— GIVEN REQUEST —
Omit every picture and output the rest of the records exactly as they are.

— DATA SECTION —
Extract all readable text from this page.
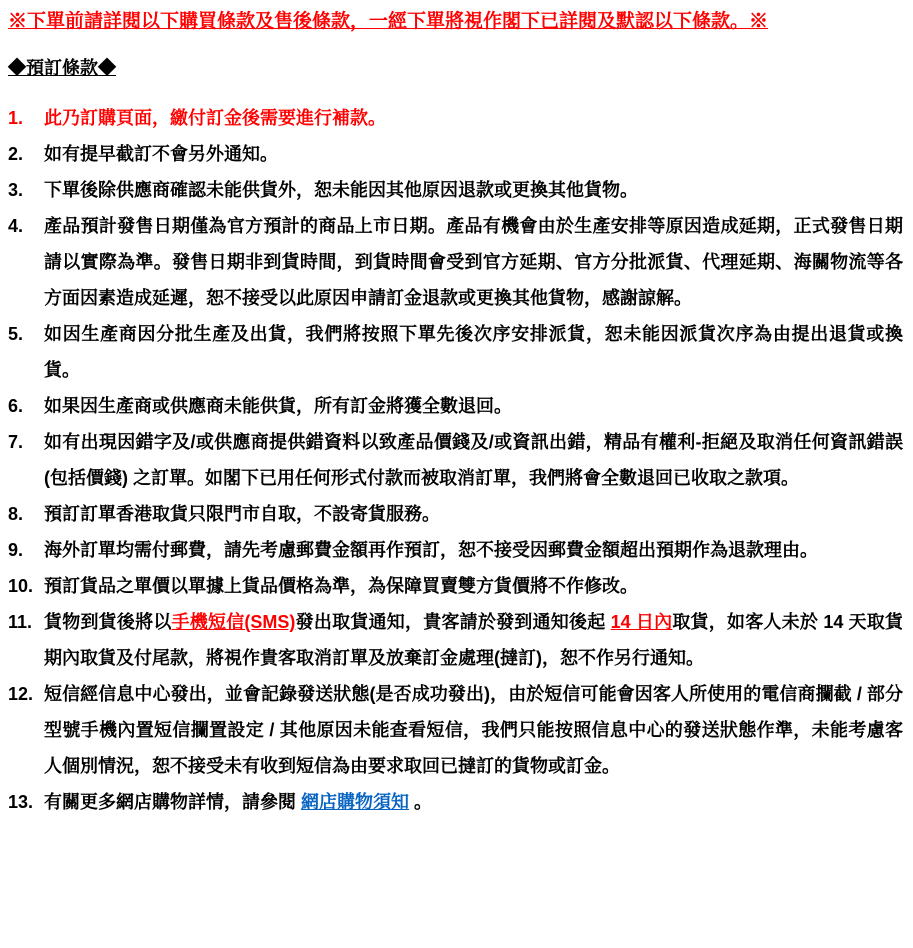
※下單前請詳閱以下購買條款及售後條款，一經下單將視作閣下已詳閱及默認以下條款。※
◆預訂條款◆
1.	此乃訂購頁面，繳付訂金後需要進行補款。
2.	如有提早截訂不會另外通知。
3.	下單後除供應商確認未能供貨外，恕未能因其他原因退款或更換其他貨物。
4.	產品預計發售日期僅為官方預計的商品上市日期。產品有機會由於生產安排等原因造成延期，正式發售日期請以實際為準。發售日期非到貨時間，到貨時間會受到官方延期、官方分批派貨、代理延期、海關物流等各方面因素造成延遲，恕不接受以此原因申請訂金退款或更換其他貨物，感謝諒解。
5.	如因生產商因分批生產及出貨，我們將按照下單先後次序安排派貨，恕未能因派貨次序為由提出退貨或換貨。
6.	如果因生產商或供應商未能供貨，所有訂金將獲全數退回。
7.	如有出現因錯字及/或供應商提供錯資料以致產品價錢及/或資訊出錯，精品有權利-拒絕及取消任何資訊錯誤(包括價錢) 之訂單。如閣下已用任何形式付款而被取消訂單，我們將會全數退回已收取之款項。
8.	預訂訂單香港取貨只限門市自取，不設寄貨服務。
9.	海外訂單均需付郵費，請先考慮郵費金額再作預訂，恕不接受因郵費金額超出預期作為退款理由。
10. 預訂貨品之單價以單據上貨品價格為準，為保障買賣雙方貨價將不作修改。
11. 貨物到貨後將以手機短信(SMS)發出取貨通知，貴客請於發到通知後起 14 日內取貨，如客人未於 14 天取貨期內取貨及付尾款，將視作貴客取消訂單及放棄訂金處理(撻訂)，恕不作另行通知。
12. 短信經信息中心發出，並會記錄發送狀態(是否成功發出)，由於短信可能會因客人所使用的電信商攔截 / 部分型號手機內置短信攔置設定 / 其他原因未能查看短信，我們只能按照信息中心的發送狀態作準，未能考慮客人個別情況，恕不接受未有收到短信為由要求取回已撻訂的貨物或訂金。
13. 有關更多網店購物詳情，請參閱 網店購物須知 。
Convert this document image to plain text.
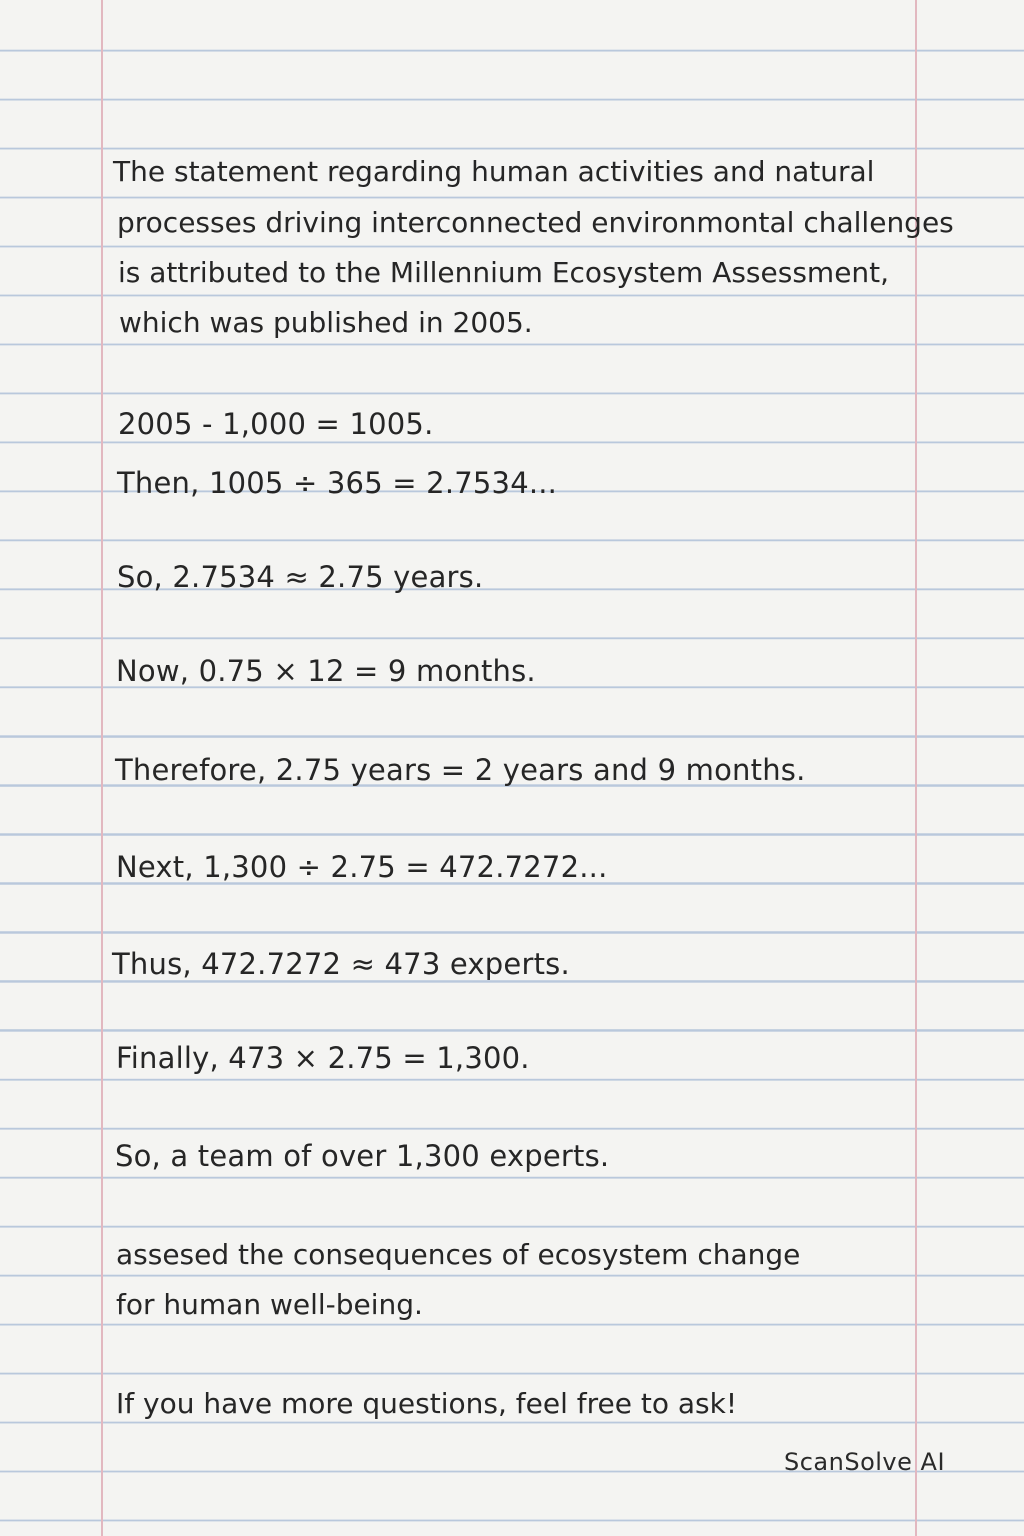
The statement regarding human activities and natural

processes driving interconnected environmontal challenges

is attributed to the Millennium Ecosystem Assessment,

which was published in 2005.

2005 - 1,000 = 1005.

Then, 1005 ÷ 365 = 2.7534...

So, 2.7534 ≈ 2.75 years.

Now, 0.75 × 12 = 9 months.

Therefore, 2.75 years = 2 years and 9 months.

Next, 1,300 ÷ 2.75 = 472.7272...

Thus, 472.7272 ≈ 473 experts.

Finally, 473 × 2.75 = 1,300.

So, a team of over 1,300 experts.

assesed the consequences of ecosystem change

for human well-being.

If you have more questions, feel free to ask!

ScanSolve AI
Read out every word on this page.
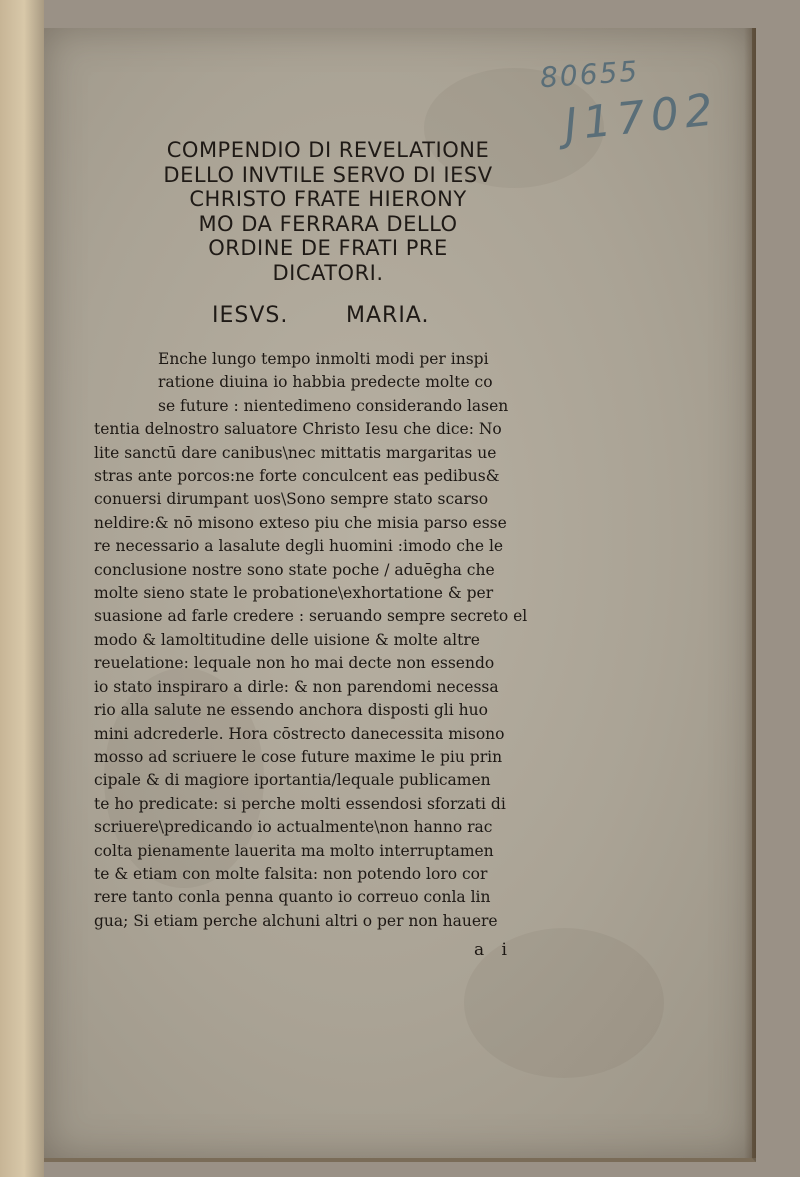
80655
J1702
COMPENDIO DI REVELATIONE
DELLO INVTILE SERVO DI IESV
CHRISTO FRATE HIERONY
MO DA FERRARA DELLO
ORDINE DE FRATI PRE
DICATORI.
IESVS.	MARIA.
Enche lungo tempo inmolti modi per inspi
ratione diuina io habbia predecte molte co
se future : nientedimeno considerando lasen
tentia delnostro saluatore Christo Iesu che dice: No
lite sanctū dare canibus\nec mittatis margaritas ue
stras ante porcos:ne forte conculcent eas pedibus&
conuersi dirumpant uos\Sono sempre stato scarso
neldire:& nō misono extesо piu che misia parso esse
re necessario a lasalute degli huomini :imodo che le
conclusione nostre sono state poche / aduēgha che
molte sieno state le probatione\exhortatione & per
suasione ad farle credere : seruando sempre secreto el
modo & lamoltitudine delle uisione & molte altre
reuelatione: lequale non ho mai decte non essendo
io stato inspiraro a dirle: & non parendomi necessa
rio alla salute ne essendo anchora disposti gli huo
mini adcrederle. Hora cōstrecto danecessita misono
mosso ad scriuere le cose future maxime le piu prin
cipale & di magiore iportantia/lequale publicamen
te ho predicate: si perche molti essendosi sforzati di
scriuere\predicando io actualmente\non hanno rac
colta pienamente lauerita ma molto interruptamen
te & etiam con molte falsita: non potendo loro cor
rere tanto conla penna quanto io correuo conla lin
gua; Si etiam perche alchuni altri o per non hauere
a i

— REPLY TO THE TASK —
Extract all readable text from this page.
※下單前請詳閱以下購買條款及售後條款，一經下單將視作閣下已詳閱及默認以下條款。※
◆預訂條款◆
1.	此乃訂購頁面，繳付訂金後需要進行補款。
2.	如有提早截訂不會另外通知。
3.	下單後除供應商確認未能供貨外，恕未能因其他原因退款或更換其他貨物。
4.	產品預計發售日期僅為官方預計的商品上市日期。產品有機會由於生產安排等原因造成延期，正式發售日期請以實際為準。發售日期非到貨時間，到貨時間會受到官方延期、官方分批派貨、代理延期、海關物流等各方面因素造成延遲，恕不接受以此原因申請訂金退款或更換其他貨物，感謝諒解。
5.	如因生產商因分批生產及出貨，我們將按照下單先後次序安排派貨，恕未能因派貨次序為由提出退貨或換貨。
6.	如果因生產商或供應商未能供貨，所有訂金將獲全數退回。
7.	如有出現因錯字及/或供應商提供錯資料以致產品價錢及/或資訊出錯，精品有權利-拒絕及取消任何資訊錯誤(包括價錢) 之訂單。如閣下已用任何形式付款而被取消訂單，我們將會全數退回已收取之款項。
8.	預訂訂單香港取貨只限門市自取，不設寄貨服務。
9.	海外訂單均需付郵費，請先考慮郵費金額再作預訂，恕不接受因郵費金額超出預期作為退款理由。
10. 預訂貨品之單價以單據上貨品價格為準，為保障買賣雙方貨價將不作修改。
11. 貨物到貨後將以手機短信(SMS)發出取貨通知，貴客請於發到通知後起 14 日內取貨，如客人未於 14 天取貨期內取貨及付尾款，將視作貴客取消訂單及放棄訂金處理(撻訂)，恕不作另行通知。
12. 短信經信息中心發出，並會記錄發送狀態(是否成功發出)，由於短信可能會因客人所使用的電信商攔截 / 部分型號手機內置短信攔置設定 / 其他原因未能查看短信，我們只能按照信息中心的發送狀態作準，未能考慮客人個別情況，恕不接受未有收到短信為由要求取回已撻訂的貨物或訂金。
13. 有關更多網店購物詳情，請參閱 網店購物須知 。
Convert this document image to plain text.
The statement regarding human activities and natural

processes driving interconnected environmontal challenges

is attributed to the Millennium Ecosystem Assessment,

which was published in 2005.

2005 - 1,000 = 1005.

Then, 1005 ÷ 365 = 2.7534...

So, 2.7534 ≈ 2.75 years.

Now, 0.75 × 12 = 9 months.

Therefore, 2.75 years = 2 years and 9 months.

Next, 1,300 ÷ 2.75 = 472.7272...

Thus, 472.7272 ≈ 473 experts.

Finally, 473 × 2.75 = 1,300.

So, a team of over 1,300 experts.

assesed the consequences of ecosystem change

for human well-being.

If you have more questions, feel free to ask!

ScanSolve AI
Read out every word on this page.
80655
J1702
COMPENDIO DI REVELATIONE
DELLO INVTILE SERVO DI IESV
CHRISTO FRATE HIERONY
MO DA FERRARA DELLO
ORDINE DE FRATI PRE
DICATORI.
IESVS.	MARIA.
Enche lungo tempo inmolti modi per inspi
ratione diuina io habbia predecte molte co
se future : nientedimeno considerando lasen
tentia delnostro saluatore Christo Iesu che dice: No
lite sanctū dare canibus\nec mittatis margaritas ue
stras ante porcos:ne forte conculcent eas pedibus&
conuersi dirumpant uos\Sono sempre stato scarso
neldire:& nō misono extesо piu che misia parso esse
re necessario a lasalute degli huomini :imodo che le
conclusione nostre sono state poche / aduēgha che
molte sieno state le probatione\exhortatione & per
suasione ad farle credere : seruando sempre secreto el
modo & lamoltitudine delle uisione & molte altre
reuelatione: lequale non ho mai decte non essendo
io stato inspiraro a dirle: & non parendomi necessa
rio alla salute ne essendo anchora disposti gli huo
mini adcrederle. Hora cōstrecto danecessita misono
mosso ad scriuere le cose future maxime le piu prin
cipale & di magiore iportantia/lequale publicamen
te ho predicate: si perche molti essendosi sforzati di
scriuere\predicando io actualmente\non hanno rac
colta pienamente lauerita ma molto interruptamen
te & etiam con molte falsita: non potendo loro cor
rere tanto conla penna quanto io correuo conla lin
gua; Si etiam perche alchuni altri o per non hauere
a i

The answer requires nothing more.